▸ **Rows from a dataset**
--- start ---

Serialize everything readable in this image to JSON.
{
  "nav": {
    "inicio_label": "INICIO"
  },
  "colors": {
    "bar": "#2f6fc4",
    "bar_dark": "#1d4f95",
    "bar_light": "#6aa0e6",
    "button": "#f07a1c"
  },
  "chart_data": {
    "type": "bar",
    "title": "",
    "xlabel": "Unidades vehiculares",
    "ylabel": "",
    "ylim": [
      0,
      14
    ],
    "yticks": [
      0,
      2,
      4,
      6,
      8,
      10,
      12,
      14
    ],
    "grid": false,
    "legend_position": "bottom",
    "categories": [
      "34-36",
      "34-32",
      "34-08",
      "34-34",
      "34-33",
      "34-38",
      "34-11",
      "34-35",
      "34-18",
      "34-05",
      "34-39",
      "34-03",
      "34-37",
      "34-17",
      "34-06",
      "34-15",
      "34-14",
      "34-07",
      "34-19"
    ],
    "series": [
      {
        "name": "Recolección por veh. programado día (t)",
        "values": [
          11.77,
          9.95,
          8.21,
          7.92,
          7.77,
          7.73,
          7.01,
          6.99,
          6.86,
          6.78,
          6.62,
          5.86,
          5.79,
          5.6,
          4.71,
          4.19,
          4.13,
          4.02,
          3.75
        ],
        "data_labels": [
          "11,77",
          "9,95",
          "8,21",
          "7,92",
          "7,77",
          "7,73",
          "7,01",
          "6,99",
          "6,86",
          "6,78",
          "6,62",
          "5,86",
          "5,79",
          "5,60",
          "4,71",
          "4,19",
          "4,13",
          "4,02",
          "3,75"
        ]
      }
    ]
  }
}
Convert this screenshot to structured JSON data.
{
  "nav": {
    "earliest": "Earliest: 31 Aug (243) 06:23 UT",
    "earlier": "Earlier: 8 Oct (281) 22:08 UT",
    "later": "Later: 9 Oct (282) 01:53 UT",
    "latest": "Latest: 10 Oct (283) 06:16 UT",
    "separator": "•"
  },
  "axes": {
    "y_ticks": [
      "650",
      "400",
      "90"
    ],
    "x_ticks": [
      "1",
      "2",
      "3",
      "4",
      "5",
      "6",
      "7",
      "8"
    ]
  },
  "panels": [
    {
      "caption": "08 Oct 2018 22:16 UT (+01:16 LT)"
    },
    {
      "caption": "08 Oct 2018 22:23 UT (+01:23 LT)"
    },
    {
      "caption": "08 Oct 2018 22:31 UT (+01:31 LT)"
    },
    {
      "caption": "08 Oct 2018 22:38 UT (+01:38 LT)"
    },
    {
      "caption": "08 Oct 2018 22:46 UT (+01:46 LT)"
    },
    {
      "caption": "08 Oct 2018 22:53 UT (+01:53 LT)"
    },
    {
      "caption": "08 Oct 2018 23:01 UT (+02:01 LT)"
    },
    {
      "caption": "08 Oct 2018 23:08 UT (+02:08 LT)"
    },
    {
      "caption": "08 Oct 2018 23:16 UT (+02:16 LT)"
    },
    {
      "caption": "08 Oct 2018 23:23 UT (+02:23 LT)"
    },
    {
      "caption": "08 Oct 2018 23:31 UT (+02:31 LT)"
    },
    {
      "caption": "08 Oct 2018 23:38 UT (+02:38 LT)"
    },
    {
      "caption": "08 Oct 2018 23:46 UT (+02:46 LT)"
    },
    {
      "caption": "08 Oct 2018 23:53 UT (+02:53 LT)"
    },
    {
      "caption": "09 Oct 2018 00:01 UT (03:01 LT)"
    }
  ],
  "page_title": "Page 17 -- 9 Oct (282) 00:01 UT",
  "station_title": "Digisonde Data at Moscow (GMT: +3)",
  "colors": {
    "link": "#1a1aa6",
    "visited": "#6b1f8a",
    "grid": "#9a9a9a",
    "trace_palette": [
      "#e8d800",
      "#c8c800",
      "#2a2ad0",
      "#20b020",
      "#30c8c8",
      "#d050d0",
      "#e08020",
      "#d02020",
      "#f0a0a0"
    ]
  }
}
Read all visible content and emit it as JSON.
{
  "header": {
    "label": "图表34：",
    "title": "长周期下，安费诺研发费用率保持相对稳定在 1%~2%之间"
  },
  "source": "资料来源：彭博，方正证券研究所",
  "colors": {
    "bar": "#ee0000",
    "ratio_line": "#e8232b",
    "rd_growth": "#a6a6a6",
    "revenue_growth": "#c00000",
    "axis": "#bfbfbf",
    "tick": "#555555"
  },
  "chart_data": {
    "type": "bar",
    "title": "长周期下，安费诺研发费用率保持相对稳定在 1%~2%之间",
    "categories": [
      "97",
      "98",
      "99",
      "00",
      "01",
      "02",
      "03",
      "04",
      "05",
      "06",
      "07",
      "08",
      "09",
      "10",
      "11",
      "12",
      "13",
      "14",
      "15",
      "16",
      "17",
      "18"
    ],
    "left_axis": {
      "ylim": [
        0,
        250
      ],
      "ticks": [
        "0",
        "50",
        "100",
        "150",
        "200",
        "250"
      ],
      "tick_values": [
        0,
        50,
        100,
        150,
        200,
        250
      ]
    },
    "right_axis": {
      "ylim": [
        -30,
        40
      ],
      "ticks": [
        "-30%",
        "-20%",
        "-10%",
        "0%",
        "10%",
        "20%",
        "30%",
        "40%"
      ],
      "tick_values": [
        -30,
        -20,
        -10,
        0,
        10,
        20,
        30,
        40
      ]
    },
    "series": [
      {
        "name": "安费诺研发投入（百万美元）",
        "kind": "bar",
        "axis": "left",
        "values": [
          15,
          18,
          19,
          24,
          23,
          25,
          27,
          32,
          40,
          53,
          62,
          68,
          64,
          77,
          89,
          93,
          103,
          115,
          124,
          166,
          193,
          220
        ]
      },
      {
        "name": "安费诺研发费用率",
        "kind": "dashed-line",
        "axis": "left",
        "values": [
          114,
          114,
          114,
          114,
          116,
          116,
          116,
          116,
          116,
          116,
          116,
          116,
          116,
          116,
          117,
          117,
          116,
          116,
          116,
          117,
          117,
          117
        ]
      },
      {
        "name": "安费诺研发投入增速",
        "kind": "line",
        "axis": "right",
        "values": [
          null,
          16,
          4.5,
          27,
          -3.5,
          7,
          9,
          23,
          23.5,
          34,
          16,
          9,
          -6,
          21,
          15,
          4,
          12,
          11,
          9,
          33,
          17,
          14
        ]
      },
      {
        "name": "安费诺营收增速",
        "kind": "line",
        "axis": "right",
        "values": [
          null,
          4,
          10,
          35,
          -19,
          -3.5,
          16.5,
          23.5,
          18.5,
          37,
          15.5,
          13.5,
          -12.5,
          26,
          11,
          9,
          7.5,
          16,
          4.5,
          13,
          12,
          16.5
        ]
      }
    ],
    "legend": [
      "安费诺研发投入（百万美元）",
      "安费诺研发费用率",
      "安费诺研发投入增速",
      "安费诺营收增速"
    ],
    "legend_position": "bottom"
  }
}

--- end ---

▸ **AIM OF THE TASK**
Print back all the lines verbatim.

▸ **EXERCISE RESPONSE**
Serialize everything readable in this image to JSON.
{
  "nav": {
    "inicio_label": "INICIO"
  },
  "colors": {
    "bar": "#2f6fc4",
    "bar_dark": "#1d4f95",
    "bar_light": "#6aa0e6",
    "button": "#f07a1c"
  },
  "chart_data": {
    "type": "bar",
    "title": "",
    "xlabel": "Unidades vehiculares",
    "ylabel": "",
    "ylim": [
      0,
      14
    ],
    "yticks": [
      0,
      2,
      4,
      6,
      8,
      10,
      12,
      14
    ],
    "grid": false,
    "legend_position": "bottom",
    "categories": [
      "34-36",
      "34-32",
      "34-08",
      "34-34",
      "34-33",
      "34-38",
      "34-11",
      "34-35",
      "34-18",
      "34-05",
      "34-39",
      "34-03",
      "34-37",
      "34-17",
      "34-06",
      "34-15",
      "34-14",
      "34-07",
      "34-19"
    ],
    "series": [
      {
        "name": "Recolección por veh. programado día (t)",
        "values": [
          11.77,
          9.95,
          8.21,
          7.92,
          7.77,
          7.73,
          7.01,
          6.99,
          6.86,
          6.78,
          6.62,
          5.86,
          5.79,
          5.6,
          4.71,
          4.19,
          4.13,
          4.02,
          3.75
        ],
        "data_labels": [
          "11,77",
          "9,95",
          "8,21",
          "7,92",
          "7,77",
          "7,73",
          "7,01",
          "6,99",
          "6,86",
          "6,78",
          "6,62",
          "5,86",
          "5,79",
          "5,60",
          "4,71",
          "4,19",
          "4,13",
          "4,02",
          "3,75"
        ]
      }
    ]
  }
}
Convert this screenshot to structured JSON data.
{
  "nav": {
    "earliest": "Earliest: 31 Aug (243) 06:23 UT",
    "earlier": "Earlier: 8 Oct (281) 22:08 UT",
    "later": "Later: 9 Oct (282) 01:53 UT",
    "latest": "Latest: 10 Oct (283) 06:16 UT",
    "separator": "•"
  },
  "axes": {
    "y_ticks": [
      "650",
      "400",
      "90"
    ],
    "x_ticks": [
      "1",
      "2",
      "3",
      "4",
      "5",
      "6",
      "7",
      "8"
    ]
  },
  "panels": [
    {
      "caption": "08 Oct 2018 22:16 UT (+01:16 LT)"
    },
    {
      "caption": "08 Oct 2018 22:23 UT (+01:23 LT)"
    },
    {
      "caption": "08 Oct 2018 22:31 UT (+01:31 LT)"
    },
    {
      "caption": "08 Oct 2018 22:38 UT (+01:38 LT)"
    },
    {
      "caption": "08 Oct 2018 22:46 UT (+01:46 LT)"
    },
    {
      "caption": "08 Oct 2018 22:53 UT (+01:53 LT)"
    },
    {
      "caption": "08 Oct 2018 23:01 UT (+02:01 LT)"
    },
    {
      "caption": "08 Oct 2018 23:08 UT (+02:08 LT)"
    },
    {
      "caption": "08 Oct 2018 23:16 UT (+02:16 LT)"
    },
    {
      "caption": "08 Oct 2018 23:23 UT (+02:23 LT)"
    },
    {
      "caption": "08 Oct 2018 23:31 UT (+02:31 LT)"
    },
    {
      "caption": "08 Oct 2018 23:38 UT (+02:38 LT)"
    },
    {
      "caption": "08 Oct 2018 23:46 UT (+02:46 LT)"
    },
    {
      "caption": "08 Oct 2018 23:53 UT (+02:53 LT)"
    },
    {
      "caption": "09 Oct 2018 00:01 UT (03:01 LT)"
    }
  ],
  "page_title": "Page 17 -- 9 Oct (282) 00:01 UT",
  "station_title": "Digisonde Data at Moscow (GMT: +3)",
  "colors": {
    "link": "#1a1aa6",
    "visited": "#6b1f8a",
    "grid": "#9a9a9a",
    "trace_palette": [
      "#e8d800",
      "#c8c800",
      "#2a2ad0",
      "#20b020",
      "#30c8c8",
      "#d050d0",
      "#e08020",
      "#d02020",
      "#f0a0a0"
    ]
  }
}
Read all visible content and emit it as JSON.
{
  "header": {
    "label": "图表34：",
    "title": "长周期下，安费诺研发费用率保持相对稳定在 1%~2%之间"
  },
  "source": "资料来源：彭博，方正证券研究所",
  "colors": {
    "bar": "#ee0000",
    "ratio_line": "#e8232b",
    "rd_growth": "#a6a6a6",
    "revenue_growth": "#c00000",
    "axis": "#bfbfbf",
    "tick": "#555555"
  },
  "chart_data": {
    "type": "bar",
    "title": "长周期下，安费诺研发费用率保持相对稳定在 1%~2%之间",
    "categories": [
      "97",
      "98",
      "99",
      "00",
      "01",
      "02",
      "03",
      "04",
      "05",
      "06",
      "07",
      "08",
      "09",
      "10",
      "11",
      "12",
      "13",
      "14",
      "15",
      "16",
      "17",
      "18"
    ],
    "left_axis": {
      "ylim": [
        0,
        250
      ],
      "ticks": [
        "0",
        "50",
        "100",
        "150",
        "200",
        "250"
      ],
      "tick_values": [
        0,
        50,
        100,
        150,
        200,
        250
      ]
    },
    "right_axis": {
      "ylim": [
        -30,
        40
      ],
      "ticks": [
        "-30%",
        "-20%",
        "-10%",
        "0%",
        "10%",
        "20%",
        "30%",
        "40%"
      ],
      "tick_values": [
        -30,
        -20,
        -10,
        0,
        10,
        20,
        30,
        40
      ]
    },
    "series": [
      {
        "name": "安费诺研发投入（百万美元）",
        "kind": "bar",
        "axis": "left",
        "values": [
          15,
          18,
          19,
          24,
          23,
          25,
          27,
          32,
          40,
          53,
          62,
          68,
          64,
          77,
          89,
          93,
          103,
          115,
          124,
          166,
          193,
          220
        ]
      },
      {
        "name": "安费诺研发费用率",
        "kind": "dashed-line",
        "axis": "left",
        "values": [
          114,
          114,
          114,
          114,
          116,
          116,
          116,
          116,
          116,
          116,
          116,
          116,
          116,
          116,
          117,
          117,
          116,
          116,
          116,
          117,
          117,
          117
        ]
      },
      {
        "name": "安费诺研发投入增速",
        "kind": "line",
        "axis": "right",
        "values": [
          null,
          16,
          4.5,
          27,
          -3.5,
          7,
          9,
          23,
          23.5,
          34,
          16,
          9,
          -6,
          21,
          15,
          4,
          12,
          11,
          9,
          33,
          17,
          14
        ]
      },
      {
        "name": "安费诺营收增速",
        "kind": "line",
        "axis": "right",
        "values": [
          null,
          4,
          10,
          35,
          -19,
          -3.5,
          16.5,
          23.5,
          18.5,
          37,
          15.5,
          13.5,
          -12.5,
          26,
          11,
          9,
          7.5,
          16,
          4.5,
          13,
          12,
          16.5
        ]
      }
    ],
    "legend": [
      "安费诺研发投入（百万美元）",
      "安费诺研发费用率",
      "安费诺研发投入增速",
      "安费诺营收增速"
    ],
    "legend_position": "bottom"
  }
}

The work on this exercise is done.